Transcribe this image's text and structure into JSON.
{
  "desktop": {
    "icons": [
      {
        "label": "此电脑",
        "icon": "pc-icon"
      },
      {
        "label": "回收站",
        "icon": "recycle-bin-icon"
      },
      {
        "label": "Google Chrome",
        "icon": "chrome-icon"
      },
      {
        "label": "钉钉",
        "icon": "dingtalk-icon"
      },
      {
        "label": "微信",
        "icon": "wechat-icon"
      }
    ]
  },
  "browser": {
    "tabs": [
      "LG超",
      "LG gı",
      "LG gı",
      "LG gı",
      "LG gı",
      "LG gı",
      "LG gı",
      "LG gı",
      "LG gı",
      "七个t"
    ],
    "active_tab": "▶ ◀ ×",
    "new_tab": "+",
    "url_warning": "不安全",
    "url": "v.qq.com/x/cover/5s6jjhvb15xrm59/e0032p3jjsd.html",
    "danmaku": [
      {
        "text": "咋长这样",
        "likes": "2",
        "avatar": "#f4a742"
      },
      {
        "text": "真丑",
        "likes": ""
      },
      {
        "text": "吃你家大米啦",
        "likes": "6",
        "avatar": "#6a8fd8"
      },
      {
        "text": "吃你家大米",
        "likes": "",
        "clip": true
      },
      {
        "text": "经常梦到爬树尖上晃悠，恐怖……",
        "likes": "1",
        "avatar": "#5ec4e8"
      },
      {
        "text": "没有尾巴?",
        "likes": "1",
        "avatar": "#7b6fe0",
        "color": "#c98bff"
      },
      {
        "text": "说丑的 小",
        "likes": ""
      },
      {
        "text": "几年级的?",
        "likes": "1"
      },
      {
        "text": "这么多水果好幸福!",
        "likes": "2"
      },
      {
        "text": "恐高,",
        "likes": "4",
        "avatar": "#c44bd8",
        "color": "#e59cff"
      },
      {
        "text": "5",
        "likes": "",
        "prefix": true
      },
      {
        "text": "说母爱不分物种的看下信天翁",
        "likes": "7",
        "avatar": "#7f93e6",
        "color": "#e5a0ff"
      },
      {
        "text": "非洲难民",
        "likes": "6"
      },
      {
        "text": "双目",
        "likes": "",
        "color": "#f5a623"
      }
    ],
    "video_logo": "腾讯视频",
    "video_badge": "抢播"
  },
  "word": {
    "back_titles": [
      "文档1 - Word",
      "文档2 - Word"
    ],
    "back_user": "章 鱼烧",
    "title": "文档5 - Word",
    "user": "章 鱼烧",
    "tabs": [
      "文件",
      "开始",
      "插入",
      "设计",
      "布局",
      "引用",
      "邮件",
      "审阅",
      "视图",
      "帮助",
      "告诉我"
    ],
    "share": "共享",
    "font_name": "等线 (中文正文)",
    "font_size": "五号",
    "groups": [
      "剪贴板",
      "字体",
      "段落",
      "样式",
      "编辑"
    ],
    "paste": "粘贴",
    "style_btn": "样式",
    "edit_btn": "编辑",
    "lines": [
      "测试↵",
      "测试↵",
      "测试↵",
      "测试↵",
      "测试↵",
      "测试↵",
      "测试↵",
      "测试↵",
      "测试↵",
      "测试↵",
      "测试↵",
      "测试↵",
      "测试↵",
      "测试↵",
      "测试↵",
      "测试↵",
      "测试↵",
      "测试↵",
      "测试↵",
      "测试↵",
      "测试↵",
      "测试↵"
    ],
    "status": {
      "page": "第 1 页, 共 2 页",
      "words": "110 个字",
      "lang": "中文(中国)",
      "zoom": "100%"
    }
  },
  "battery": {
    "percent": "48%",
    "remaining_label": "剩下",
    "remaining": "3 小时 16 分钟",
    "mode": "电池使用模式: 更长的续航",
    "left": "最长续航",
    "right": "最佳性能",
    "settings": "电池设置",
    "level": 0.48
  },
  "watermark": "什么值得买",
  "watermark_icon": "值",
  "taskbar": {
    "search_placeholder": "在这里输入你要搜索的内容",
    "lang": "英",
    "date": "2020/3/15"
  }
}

» **Written instruction**
Each line that has the word "color" should be copied.

» **Result of the task**
        "color": "#c98bff"
        "color": "#e59cff"
        "color": "#e5a0ff"
        "color": "#f5a623"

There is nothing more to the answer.